((
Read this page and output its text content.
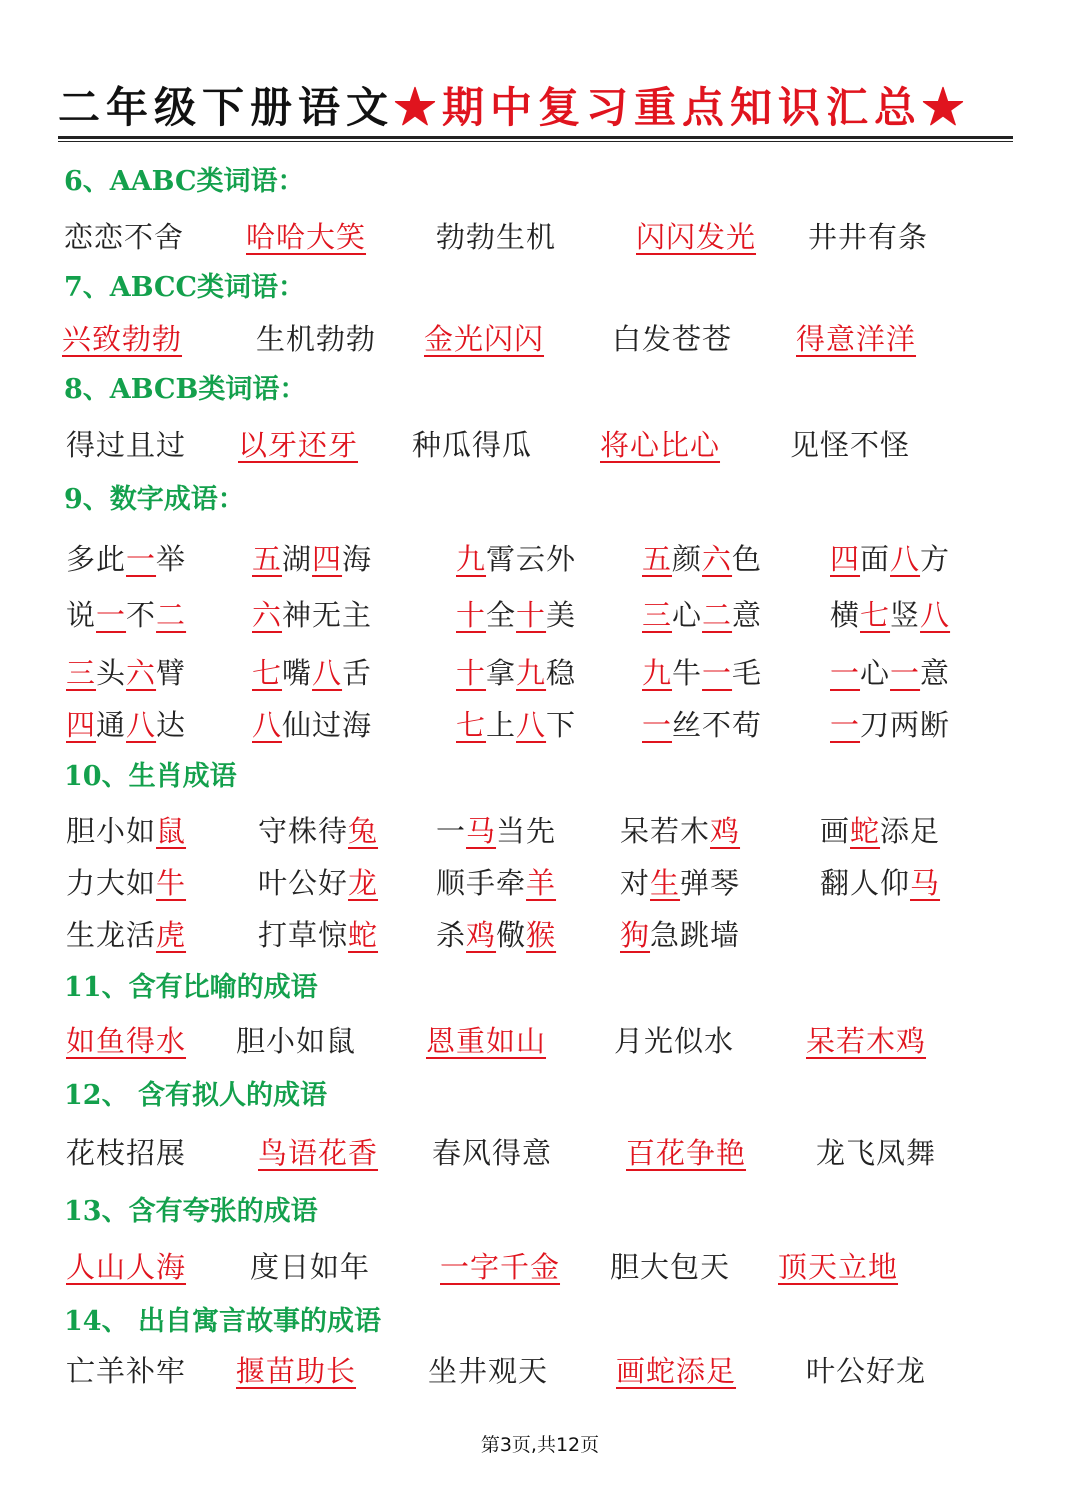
二年级下册语文★期中复习重点知识汇总★
6、AABC类词语：
恋恋不舍	哈哈大笑	勃勃生机	闪闪发光	井井有条
7、ABCC类词语：
兴致勃勃	生机勃勃 金光闪闪 白发苍苍 得意洋洋
8、ABCB类词语：
得过且过 以牙还牙 种瓜得瓜	将心比心	见怪不怪
9、数字成语：
多此一举 五湖四海	九霄云外 五颜六色 四面八方
说一不二 六神无主	十全十美 三心二意 横七竖八
三头六臂 七嘴八舌	十拿九稳 九牛一毛 一心一意
四通八达 八仙过海	七上八下 一丝不苟 一刀两断
10、生肖成语
胆小如鼠 守株待兔 一马当先 呆若木鸡	画蛇添足
力大如牛 叶公好龙 顺手牵羊 对生弹琴	翻人仰马
生龙活虎 打草惊蛇 杀鸡儆猴 狗急跳墙
11、含有比喻的成语
如鱼得水 胆小如鼠 恩重如山 月光似水 呆若木鸡
12、 含有拟人的成语
花枝招展 鸟语花香 春风得意	百花争艳	龙飞凤舞
13、含有夸张的成语
人山人海 度日如年 一字千金 胆大包天 顶天立地
14、 出自寓言故事的成语
亡羊补牢 揠苗助长 坐井观天 画蛇添足 叶公好龙
第3页,共12页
))
▶ What is required: Say how many lines of the listing above contain "胆小如鼠", with no other words.

▶ Answer in full: 2